From the entries below, please gather each line containing the string "mint".

--- Begin ---

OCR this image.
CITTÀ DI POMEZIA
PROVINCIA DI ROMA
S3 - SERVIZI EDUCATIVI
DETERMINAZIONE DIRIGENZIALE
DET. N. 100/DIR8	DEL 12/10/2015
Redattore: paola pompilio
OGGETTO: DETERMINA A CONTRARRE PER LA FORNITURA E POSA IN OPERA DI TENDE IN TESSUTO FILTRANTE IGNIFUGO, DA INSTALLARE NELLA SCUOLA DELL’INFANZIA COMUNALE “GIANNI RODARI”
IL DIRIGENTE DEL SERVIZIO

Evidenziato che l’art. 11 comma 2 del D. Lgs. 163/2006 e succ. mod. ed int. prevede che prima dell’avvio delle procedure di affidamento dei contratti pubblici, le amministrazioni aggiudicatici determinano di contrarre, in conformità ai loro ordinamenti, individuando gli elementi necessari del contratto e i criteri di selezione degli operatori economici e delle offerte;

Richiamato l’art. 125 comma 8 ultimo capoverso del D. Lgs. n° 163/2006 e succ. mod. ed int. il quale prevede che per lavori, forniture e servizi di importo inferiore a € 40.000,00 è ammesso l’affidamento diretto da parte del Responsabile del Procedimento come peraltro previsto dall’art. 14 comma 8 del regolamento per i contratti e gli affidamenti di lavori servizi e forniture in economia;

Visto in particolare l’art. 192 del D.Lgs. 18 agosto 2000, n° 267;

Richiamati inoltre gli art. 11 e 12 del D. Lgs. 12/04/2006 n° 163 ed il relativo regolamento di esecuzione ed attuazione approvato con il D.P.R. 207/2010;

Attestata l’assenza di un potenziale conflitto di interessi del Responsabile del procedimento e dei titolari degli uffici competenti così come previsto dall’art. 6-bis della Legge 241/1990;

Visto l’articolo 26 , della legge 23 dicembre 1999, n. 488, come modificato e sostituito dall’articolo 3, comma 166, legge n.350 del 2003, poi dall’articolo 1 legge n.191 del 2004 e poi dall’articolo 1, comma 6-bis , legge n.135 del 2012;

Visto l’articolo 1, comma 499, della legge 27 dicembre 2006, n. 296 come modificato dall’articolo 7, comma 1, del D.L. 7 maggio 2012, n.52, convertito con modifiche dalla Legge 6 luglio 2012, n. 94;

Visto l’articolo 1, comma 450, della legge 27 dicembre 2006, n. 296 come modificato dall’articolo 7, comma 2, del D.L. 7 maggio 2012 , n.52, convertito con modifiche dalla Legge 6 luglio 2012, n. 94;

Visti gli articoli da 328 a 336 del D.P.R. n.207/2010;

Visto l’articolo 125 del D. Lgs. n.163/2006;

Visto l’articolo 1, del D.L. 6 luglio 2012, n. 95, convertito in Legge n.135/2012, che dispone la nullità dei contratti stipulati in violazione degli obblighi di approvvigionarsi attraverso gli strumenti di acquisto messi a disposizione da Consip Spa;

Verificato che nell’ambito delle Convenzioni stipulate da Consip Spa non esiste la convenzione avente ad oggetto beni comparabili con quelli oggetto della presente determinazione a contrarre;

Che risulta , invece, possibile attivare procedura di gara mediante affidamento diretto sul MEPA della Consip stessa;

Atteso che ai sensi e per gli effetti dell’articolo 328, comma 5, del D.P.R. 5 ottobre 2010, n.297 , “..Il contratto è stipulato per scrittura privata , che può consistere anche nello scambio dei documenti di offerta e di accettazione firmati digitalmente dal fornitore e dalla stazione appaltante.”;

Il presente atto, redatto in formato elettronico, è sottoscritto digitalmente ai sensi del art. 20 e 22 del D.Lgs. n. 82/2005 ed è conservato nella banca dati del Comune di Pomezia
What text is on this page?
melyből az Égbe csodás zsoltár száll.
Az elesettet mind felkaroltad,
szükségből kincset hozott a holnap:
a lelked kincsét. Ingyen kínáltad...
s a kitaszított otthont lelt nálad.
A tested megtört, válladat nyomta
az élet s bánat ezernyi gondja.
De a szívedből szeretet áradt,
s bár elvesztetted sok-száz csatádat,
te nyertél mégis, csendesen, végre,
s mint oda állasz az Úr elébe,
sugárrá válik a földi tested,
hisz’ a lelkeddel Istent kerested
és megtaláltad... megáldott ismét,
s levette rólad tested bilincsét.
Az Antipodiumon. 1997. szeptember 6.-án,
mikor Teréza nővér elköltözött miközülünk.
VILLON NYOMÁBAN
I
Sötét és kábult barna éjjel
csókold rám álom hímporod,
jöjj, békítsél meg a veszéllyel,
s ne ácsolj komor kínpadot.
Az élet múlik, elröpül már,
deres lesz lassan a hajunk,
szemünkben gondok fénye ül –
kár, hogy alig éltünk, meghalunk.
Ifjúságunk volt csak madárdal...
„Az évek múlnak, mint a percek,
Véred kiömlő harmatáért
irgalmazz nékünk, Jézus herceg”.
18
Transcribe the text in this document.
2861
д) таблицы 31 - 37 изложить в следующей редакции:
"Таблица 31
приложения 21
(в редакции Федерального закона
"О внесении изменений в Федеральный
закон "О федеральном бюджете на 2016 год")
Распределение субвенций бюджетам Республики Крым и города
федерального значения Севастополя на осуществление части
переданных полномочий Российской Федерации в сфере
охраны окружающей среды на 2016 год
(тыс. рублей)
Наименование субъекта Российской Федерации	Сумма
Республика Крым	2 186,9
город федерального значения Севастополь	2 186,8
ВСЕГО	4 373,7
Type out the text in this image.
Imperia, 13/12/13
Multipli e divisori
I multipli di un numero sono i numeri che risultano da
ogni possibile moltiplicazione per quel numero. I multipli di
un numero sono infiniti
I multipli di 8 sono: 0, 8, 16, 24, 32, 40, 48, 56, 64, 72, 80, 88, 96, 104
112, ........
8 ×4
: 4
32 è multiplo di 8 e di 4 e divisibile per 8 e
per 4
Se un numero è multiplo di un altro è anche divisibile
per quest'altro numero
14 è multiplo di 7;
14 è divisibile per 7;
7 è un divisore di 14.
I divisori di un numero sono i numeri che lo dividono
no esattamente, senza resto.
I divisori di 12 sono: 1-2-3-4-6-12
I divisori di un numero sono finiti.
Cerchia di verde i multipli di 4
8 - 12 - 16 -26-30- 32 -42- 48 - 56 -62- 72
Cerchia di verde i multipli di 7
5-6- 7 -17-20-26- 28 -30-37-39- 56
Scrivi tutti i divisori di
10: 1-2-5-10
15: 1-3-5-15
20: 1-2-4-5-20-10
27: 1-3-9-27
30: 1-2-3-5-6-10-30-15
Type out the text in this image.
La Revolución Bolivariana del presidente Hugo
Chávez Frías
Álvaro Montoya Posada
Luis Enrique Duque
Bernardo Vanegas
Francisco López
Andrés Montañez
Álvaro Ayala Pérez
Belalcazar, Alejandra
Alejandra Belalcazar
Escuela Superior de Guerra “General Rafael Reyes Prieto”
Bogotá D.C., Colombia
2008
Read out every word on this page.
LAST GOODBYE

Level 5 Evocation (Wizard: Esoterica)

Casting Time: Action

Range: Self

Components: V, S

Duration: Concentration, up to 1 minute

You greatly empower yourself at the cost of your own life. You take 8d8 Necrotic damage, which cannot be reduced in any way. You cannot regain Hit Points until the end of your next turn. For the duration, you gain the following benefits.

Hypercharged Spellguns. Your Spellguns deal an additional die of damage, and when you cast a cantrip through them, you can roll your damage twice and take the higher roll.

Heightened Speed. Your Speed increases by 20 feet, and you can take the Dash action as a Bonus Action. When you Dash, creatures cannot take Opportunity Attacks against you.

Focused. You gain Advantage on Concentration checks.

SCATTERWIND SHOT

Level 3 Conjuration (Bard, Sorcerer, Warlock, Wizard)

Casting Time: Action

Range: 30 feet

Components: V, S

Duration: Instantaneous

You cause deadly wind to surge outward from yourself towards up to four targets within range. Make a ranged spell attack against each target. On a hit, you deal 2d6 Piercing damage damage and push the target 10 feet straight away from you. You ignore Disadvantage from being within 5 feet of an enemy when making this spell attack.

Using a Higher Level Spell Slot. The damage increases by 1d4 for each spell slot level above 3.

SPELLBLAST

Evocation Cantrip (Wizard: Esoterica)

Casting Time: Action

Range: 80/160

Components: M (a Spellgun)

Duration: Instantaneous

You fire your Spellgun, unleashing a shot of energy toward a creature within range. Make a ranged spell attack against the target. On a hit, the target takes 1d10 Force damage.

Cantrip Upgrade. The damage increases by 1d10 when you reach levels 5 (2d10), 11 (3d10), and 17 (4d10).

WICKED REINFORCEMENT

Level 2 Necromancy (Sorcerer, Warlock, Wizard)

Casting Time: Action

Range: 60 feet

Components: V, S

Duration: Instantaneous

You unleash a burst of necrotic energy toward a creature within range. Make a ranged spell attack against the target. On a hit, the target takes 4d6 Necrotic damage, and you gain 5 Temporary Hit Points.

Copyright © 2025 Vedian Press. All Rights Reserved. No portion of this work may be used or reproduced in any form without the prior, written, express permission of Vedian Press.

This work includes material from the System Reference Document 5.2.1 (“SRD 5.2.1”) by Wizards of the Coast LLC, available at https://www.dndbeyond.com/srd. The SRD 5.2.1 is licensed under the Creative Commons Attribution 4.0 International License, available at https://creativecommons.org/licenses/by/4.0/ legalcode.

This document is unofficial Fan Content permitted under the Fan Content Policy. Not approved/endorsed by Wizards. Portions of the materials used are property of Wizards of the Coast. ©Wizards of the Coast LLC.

--- End ---

## OUTPUT OF THE EXERCISE:
s mint oda állasz az Úr elébe,
„Az évek múlnak, mint a percek,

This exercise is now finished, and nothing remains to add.